--- Start Dataset extract ---

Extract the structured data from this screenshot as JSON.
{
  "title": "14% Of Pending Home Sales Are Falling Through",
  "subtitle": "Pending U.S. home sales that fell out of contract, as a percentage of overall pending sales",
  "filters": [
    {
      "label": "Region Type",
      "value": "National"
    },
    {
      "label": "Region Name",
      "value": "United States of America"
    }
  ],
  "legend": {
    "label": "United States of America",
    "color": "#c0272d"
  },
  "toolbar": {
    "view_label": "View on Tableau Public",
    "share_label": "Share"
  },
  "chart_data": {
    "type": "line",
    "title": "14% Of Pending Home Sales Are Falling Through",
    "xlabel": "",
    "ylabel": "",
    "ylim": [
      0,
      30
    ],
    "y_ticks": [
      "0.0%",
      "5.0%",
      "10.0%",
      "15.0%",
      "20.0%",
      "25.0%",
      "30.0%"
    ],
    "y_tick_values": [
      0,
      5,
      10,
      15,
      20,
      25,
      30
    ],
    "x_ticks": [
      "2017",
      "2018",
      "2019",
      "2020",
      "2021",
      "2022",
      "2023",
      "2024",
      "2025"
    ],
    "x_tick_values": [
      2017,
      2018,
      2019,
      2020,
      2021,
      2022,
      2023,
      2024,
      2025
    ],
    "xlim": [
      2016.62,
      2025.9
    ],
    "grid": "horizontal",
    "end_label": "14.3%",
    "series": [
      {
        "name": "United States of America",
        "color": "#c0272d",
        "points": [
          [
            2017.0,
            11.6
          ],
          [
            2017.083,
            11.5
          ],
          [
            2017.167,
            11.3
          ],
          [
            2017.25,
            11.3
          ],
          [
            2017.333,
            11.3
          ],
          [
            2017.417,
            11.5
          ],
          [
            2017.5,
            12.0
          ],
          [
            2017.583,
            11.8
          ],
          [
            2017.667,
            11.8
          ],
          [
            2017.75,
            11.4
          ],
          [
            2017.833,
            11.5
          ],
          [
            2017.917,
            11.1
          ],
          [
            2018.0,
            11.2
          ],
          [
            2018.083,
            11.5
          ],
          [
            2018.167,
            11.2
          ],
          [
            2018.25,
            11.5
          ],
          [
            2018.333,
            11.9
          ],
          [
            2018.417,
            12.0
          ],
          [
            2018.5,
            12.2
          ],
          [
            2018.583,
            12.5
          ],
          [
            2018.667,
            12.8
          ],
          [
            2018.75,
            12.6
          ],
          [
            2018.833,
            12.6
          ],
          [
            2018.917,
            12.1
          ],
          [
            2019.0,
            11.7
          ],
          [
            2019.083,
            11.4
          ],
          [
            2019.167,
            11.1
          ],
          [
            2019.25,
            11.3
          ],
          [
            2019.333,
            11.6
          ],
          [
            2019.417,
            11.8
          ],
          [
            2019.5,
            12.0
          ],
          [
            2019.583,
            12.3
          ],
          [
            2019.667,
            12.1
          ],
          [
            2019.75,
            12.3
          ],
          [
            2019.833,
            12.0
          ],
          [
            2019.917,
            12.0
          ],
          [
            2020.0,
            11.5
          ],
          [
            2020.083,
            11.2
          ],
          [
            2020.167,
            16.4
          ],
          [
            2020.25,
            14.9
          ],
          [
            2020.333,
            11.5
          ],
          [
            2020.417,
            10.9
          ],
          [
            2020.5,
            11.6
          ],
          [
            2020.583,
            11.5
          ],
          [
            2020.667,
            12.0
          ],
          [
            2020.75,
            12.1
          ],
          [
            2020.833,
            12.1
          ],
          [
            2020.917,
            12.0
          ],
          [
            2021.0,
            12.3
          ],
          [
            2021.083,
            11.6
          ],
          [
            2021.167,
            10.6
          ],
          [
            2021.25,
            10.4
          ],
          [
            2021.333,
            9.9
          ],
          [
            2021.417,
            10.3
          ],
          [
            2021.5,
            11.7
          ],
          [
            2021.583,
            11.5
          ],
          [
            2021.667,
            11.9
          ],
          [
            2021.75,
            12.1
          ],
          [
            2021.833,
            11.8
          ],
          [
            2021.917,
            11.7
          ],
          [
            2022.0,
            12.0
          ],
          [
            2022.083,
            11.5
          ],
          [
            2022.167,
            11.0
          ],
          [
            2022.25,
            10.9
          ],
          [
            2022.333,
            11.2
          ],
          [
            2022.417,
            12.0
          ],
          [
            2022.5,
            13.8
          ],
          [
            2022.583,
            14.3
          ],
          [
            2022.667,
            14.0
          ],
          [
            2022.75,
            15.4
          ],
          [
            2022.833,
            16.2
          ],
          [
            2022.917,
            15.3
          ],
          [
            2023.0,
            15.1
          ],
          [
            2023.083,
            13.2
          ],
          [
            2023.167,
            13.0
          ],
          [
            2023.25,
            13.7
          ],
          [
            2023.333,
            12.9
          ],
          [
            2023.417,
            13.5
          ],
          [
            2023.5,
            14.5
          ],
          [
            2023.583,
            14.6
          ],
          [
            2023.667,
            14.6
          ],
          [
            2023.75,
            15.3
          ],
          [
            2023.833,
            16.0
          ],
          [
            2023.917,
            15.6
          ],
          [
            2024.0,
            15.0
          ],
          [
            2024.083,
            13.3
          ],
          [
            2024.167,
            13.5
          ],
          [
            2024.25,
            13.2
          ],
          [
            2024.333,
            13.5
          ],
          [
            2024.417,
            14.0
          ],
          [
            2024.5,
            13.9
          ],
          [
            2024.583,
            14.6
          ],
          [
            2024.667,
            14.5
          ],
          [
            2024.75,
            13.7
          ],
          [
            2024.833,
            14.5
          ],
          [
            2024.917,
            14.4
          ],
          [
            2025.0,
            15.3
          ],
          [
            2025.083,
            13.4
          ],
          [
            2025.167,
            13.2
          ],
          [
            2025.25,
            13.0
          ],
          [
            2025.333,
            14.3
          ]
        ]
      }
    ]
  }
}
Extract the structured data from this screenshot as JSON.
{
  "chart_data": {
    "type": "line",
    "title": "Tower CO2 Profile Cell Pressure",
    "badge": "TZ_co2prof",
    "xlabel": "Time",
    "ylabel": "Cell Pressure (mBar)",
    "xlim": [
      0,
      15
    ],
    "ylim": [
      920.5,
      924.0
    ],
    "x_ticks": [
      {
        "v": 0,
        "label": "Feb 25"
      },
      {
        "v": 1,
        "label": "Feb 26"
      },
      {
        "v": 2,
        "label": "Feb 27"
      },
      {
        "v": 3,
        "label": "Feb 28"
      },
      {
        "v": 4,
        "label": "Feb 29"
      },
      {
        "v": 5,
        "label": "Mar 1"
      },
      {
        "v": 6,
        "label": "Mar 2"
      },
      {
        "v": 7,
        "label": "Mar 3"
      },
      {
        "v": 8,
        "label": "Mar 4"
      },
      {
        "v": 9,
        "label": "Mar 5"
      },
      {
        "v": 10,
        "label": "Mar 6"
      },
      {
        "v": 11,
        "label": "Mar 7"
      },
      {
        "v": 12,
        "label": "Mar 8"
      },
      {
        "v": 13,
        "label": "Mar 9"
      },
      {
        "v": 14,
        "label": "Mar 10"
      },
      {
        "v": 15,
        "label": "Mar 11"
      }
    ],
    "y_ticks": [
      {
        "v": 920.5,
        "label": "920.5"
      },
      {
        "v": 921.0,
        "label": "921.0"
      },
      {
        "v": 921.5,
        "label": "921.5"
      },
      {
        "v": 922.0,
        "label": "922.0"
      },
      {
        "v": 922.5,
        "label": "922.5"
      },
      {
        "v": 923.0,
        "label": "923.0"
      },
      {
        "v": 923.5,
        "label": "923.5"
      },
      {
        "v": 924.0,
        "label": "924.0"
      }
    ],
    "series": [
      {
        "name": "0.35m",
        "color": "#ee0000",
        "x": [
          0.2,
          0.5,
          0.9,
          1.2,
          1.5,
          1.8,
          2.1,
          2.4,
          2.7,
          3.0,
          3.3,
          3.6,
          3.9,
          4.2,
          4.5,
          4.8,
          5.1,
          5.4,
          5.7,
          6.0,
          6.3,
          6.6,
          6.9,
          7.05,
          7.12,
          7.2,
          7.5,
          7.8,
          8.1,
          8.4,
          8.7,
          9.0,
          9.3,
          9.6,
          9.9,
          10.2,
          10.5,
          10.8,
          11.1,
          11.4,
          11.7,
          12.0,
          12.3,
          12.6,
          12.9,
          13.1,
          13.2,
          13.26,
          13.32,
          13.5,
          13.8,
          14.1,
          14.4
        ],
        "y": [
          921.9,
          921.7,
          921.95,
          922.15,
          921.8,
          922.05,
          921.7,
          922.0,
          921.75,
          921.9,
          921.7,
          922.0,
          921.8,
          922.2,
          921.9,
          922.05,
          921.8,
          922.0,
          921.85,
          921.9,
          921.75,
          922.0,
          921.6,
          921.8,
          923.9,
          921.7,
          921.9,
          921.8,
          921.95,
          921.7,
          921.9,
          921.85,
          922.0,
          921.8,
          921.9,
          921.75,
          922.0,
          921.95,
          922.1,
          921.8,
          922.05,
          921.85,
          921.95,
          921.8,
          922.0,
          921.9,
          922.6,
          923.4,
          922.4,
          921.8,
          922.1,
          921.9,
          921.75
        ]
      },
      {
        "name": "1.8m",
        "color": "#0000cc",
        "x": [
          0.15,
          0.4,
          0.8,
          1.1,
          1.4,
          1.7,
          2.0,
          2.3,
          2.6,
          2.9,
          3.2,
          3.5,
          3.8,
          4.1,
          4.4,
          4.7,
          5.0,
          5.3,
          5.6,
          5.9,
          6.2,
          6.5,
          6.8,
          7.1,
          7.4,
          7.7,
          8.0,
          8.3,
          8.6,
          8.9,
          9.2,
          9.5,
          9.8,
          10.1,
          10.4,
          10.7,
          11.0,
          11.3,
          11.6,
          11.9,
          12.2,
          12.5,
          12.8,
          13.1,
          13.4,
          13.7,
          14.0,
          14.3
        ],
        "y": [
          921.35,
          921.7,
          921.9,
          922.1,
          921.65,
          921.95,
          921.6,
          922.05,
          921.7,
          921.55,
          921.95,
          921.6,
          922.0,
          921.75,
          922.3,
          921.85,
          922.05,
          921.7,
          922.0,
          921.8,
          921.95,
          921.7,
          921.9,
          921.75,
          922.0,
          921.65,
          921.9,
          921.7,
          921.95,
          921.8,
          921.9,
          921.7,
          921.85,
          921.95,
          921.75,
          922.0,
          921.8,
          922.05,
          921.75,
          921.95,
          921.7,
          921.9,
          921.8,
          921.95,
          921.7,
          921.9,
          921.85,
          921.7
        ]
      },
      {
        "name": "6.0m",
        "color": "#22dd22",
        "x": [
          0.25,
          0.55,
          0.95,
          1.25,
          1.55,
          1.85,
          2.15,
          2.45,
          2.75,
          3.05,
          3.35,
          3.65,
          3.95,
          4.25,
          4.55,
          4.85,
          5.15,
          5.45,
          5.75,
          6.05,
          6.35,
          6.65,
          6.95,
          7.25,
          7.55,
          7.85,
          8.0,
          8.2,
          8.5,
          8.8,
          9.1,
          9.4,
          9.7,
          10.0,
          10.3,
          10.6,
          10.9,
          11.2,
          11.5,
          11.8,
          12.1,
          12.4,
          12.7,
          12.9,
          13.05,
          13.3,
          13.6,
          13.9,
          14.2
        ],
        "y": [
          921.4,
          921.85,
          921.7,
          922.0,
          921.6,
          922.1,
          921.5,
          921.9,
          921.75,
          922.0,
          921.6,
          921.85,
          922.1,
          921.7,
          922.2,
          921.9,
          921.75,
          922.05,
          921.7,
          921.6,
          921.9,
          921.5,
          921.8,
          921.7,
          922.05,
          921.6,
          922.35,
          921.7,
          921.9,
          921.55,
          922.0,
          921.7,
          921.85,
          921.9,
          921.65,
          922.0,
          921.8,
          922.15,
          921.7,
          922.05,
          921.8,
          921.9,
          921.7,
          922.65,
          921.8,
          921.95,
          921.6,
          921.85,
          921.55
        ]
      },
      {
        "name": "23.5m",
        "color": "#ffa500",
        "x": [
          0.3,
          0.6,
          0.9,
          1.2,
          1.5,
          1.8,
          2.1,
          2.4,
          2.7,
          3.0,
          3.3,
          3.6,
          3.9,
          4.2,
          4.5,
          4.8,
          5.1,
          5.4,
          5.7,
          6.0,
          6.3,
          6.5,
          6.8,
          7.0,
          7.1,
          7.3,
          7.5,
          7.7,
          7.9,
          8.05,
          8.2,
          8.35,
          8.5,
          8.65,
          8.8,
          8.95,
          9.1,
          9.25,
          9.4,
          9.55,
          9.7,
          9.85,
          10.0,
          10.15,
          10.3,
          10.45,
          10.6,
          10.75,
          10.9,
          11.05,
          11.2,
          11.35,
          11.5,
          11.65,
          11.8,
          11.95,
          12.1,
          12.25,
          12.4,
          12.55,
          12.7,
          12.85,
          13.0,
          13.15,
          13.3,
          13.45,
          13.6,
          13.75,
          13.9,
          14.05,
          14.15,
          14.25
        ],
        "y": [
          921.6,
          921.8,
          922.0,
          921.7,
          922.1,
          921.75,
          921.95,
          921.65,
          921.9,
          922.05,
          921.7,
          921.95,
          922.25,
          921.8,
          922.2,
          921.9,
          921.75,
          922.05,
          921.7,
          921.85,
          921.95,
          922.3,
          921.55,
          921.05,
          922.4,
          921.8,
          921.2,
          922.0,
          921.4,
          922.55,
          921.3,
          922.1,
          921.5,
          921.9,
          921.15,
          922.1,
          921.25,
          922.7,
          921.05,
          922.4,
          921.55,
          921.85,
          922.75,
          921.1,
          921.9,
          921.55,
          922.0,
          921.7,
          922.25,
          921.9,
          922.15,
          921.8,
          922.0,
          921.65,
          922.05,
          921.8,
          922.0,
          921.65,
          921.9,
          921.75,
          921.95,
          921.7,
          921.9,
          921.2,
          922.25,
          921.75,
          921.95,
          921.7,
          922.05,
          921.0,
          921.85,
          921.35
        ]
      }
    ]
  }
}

--- End Dataset extract ---

Extract every line containing the string "Pending" from the data above.

**Answer for the task:**
  "title": "14% Of Pending Home Sales Are Falling Through",
  "subtitle": "Pending U.S. home sales that fell out of contract, as a percentage of overall pending sales",
    "title": "14% Of Pending Home Sales Are Falling Through",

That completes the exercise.